• Problem to solve: Continue the essay on the first Thanksgiving, picking up right after its last sentence, and leave the records aside.

• Reading text:
○ ○ ○
The First Thanksgiving: Fact and Fiction

Adrielle McKenzie

As small children, we are told a very sugar-coated version of the English Protestants called Puritans and how they supposedly held the first Thanksgiving. 

In this version, the English settlers are called Pilgrims and wear somber, black clothing and have buckles on their shoes. The Native American’s attire is also way off with woven blankets around their shoulders and large, feathered headdresses. The story we were told as children was that the Pilgrims settled at Plymouth and celebrated their first harvest in 1621. The feast was held by Governor William Bradford who invited the local Wampanoag Indians to join the meal. 

 

While this story of how Thanksgiving started is very appropriate for kids, it is not historically correct. In this version, kids are put under the false pretense that everything was peaceful and well amongst the Englishmen and the Wampanoag people. While I agree that children shouldn’t know everything about what truly happened, they should know at least the basic facts so that they won’t get slapped in the face by the truth when they get older, like most teenagers and pre-teens.
○ ○ ○
• Excerpted data:

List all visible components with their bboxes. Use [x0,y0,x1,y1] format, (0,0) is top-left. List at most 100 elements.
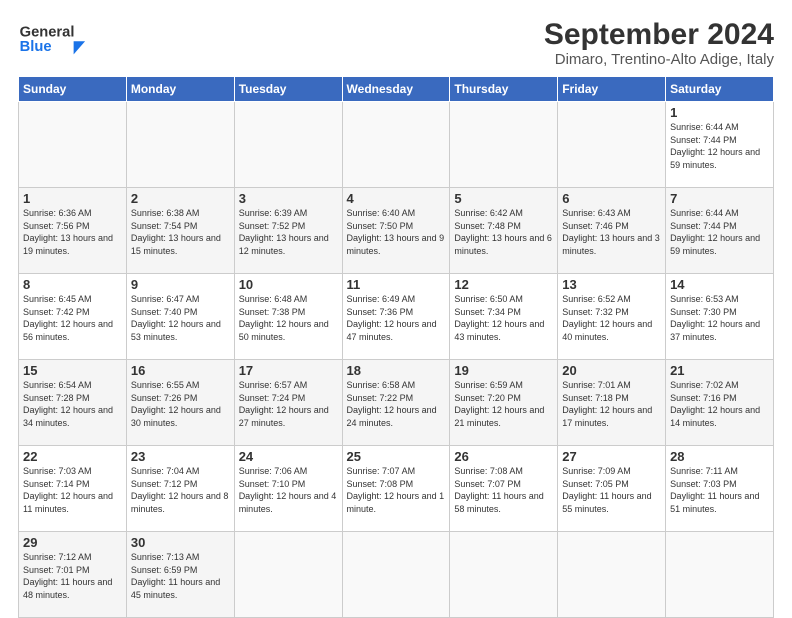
day-info: Sunrise: 7:03 AMSunset: 7:14 PMDaylight:… [23,465,122,515]
calendar-week-6: 29Sunrise: 7:12 AMSunset: 7:01 PMDayligh… [19,532,774,618]
day-info: Sunrise: 6:53 AMSunset: 7:30 PMDaylight:… [670,293,769,343]
day-info: Sunrise: 6:45 AMSunset: 7:42 PMDaylight:… [23,293,122,343]
day-header-wednesday: Wednesday [342,77,450,102]
calendar-cell: 28Sunrise: 7:11 AMSunset: 7:03 PMDayligh… [666,446,774,532]
day-number: 9 [131,277,230,292]
day-number: 22 [23,449,122,464]
day-header-tuesday: Tuesday [234,77,342,102]
calendar-cell: 30Sunrise: 7:13 AMSunset: 6:59 PMDayligh… [126,532,234,618]
header: General Blue September 2024 Dimaro, Tren… [18,18,774,68]
calendar-cell: 13Sunrise: 6:52 AMSunset: 7:32 PMDayligh… [558,274,666,360]
calendar-table: SundayMondayTuesdayWednesdayThursdayFrid… [18,76,774,618]
day-header-friday: Friday [558,77,666,102]
month-title: September 2024 [544,18,774,51]
day-number: 10 [239,277,338,292]
day-info: Sunrise: 6:54 AMSunset: 7:28 PMDaylight:… [23,379,122,429]
day-info: Sunrise: 6:49 AMSunset: 7:36 PMDaylight:… [347,293,446,343]
calendar-cell: 1Sunrise: 6:36 AMSunset: 7:56 PMDaylight… [19,188,127,274]
day-info: Sunrise: 7:07 AMSunset: 7:08 PMDaylight:… [347,465,446,515]
calendar-cell: 5Sunrise: 6:42 AMSunset: 7:48 PMDaylight… [450,188,558,274]
day-number: 28 [670,449,769,464]
day-info: Sunrise: 6:47 AMSunset: 7:40 PMDaylight:… [131,293,230,343]
day-info: Sunrise: 6:59 AMSunset: 7:20 PMDaylight:… [454,379,553,429]
calendar-cell: 6Sunrise: 6:43 AMSunset: 7:46 PMDaylight… [558,188,666,274]
day-info: Sunrise: 6:44 AMSunset: 7:44 PMDaylight:… [670,121,769,171]
day-number: 13 [562,277,661,292]
day-number: 4 [347,191,446,206]
day-number: 16 [131,363,230,378]
calendar-cell: 20Sunrise: 7:01 AMSunset: 7:18 PMDayligh… [558,360,666,446]
calendar-cell [126,102,234,188]
calendar-cell: 24Sunrise: 7:06 AMSunset: 7:10 PMDayligh… [234,446,342,532]
calendar-header-row: SundayMondayTuesdayWednesdayThursdayFrid… [19,77,774,102]
day-number: 12 [454,277,553,292]
calendar-cell [666,532,774,618]
calendar-cell: 12Sunrise: 6:50 AMSunset: 7:34 PMDayligh… [450,274,558,360]
day-number: 25 [347,449,446,464]
day-header-monday: Monday [126,77,234,102]
day-number: 30 [131,535,230,550]
day-info: Sunrise: 7:13 AMSunset: 6:59 PMDaylight:… [131,551,230,601]
page: General Blue September 2024 Dimaro, Tren… [0,0,792,612]
calendar-cell [342,102,450,188]
day-info: Sunrise: 6:43 AMSunset: 7:46 PMDaylight:… [562,207,661,257]
logo-svg: General Blue [18,18,108,58]
day-number: 6 [562,191,661,206]
calendar-cell: 29Sunrise: 7:12 AMSunset: 7:01 PMDayligh… [19,532,127,618]
calendar-cell: 19Sunrise: 6:59 AMSunset: 7:20 PMDayligh… [450,360,558,446]
day-number: 17 [239,363,338,378]
day-info: Sunrise: 6:52 AMSunset: 7:32 PMDaylight:… [562,293,661,343]
calendar-cell: 16Sunrise: 6:55 AMSunset: 7:26 PMDayligh… [126,360,234,446]
day-number: 1 [670,105,769,120]
calendar-cell: 2Sunrise: 6:38 AMSunset: 7:54 PMDaylight… [126,188,234,274]
calendar-cell [19,102,127,188]
calendar-cell: 14Sunrise: 6:53 AMSunset: 7:30 PMDayligh… [666,274,774,360]
calendar-cell: 15Sunrise: 6:54 AMSunset: 7:28 PMDayligh… [19,360,127,446]
day-info: Sunrise: 6:44 AMSunset: 7:44 PMDaylight:… [670,207,769,257]
calendar-cell: 9Sunrise: 6:47 AMSunset: 7:40 PMDaylight… [126,274,234,360]
svg-text:General: General [20,24,75,40]
day-info: Sunrise: 7:11 AMSunset: 7:03 PMDaylight:… [670,465,769,515]
day-info: Sunrise: 6:55 AMSunset: 7:26 PMDaylight:… [131,379,230,429]
calendar-cell: 4Sunrise: 6:40 AMSunset: 7:50 PMDaylight… [342,188,450,274]
day-info: Sunrise: 7:04 AMSunset: 7:12 PMDaylight:… [131,465,230,515]
calendar-cell: 8Sunrise: 6:45 AMSunset: 7:42 PMDaylight… [19,274,127,360]
title-block: September 2024 Dimaro, Trentino-Alto Adi… [544,18,774,68]
logo: General Blue [18,18,108,58]
calendar-cell: 7Sunrise: 6:44 AMSunset: 7:44 PMDaylight… [666,188,774,274]
calendar-week-1: 1Sunrise: 6:44 AMSunset: 7:44 PMDaylight… [19,102,774,188]
day-info: Sunrise: 7:06 AMSunset: 7:10 PMDaylight:… [239,465,338,515]
day-number: 7 [670,191,769,206]
day-number: 3 [239,191,338,206]
day-number: 11 [347,277,446,292]
calendar-cell: 21Sunrise: 7:02 AMSunset: 7:16 PMDayligh… [666,360,774,446]
calendar-week-2: 1Sunrise: 6:36 AMSunset: 7:56 PMDaylight… [19,188,774,274]
day-info: Sunrise: 7:12 AMSunset: 7:01 PMDaylight:… [23,551,122,601]
svg-text:Blue: Blue [20,39,52,55]
day-header-sunday: Sunday [19,77,127,102]
day-number: 19 [454,363,553,378]
day-number: 15 [23,363,122,378]
calendar-cell [558,102,666,188]
day-number: 29 [23,535,122,550]
day-info: Sunrise: 6:36 AMSunset: 7:56 PMDaylight:… [23,207,122,257]
calendar-cell [342,532,450,618]
day-info: Sunrise: 6:50 AMSunset: 7:34 PMDaylight:… [454,293,553,343]
calendar-cell: 22Sunrise: 7:03 AMSunset: 7:14 PMDayligh… [19,446,127,532]
calendar-cell [450,532,558,618]
day-info: Sunrise: 6:48 AMSunset: 7:38 PMDaylight:… [239,293,338,343]
calendar-cell: 23Sunrise: 7:04 AMSunset: 7:12 PMDayligh… [126,446,234,532]
day-header-saturday: Saturday [666,77,774,102]
calendar-cell: 27Sunrise: 7:09 AMSunset: 7:05 PMDayligh… [558,446,666,532]
day-info: Sunrise: 6:57 AMSunset: 7:24 PMDaylight:… [239,379,338,429]
day-number: 20 [562,363,661,378]
calendar-cell: 17Sunrise: 6:57 AMSunset: 7:24 PMDayligh… [234,360,342,446]
day-number: 27 [562,449,661,464]
calendar-cell [450,102,558,188]
calendar-cell: 1Sunrise: 6:44 AMSunset: 7:44 PMDaylight… [666,102,774,188]
day-header-thursday: Thursday [450,77,558,102]
calendar-cell [234,102,342,188]
calendar-week-3: 8Sunrise: 6:45 AMSunset: 7:42 PMDaylight… [19,274,774,360]
day-info: Sunrise: 6:58 AMSunset: 7:22 PMDaylight:… [347,379,446,429]
day-info: Sunrise: 7:09 AMSunset: 7:05 PMDaylight:… [562,465,661,515]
○ ○ ○
• Response to the task:
 

The truth is that Thanksgiving feasts predate the “first Thanksgiving” in Plymouth. Settlers in Berkeley Hundred in Virginia celebrated their arrival with an annual Thanksgiving in 1619. Spanish settlers and the Seloy tribe feasted together in 1565.. 

 

Modern-day celebrations of Thanksgiving often revolve around eating turkey and other traditional dishes that have been changed and adapted through many generations, but before that it mainly centered around religions.

 

While the basis of the story of the feast at Plymouth is true, there are a lot of things that were overlooked like what happened years after. Massasoit, the chief of the Wampanoag tribe, set up an exclusive trade pact with the Puritans and allied with them against the French and other local tribes such as the Narragansett and the Massachusetts. Over time the alliance became strained.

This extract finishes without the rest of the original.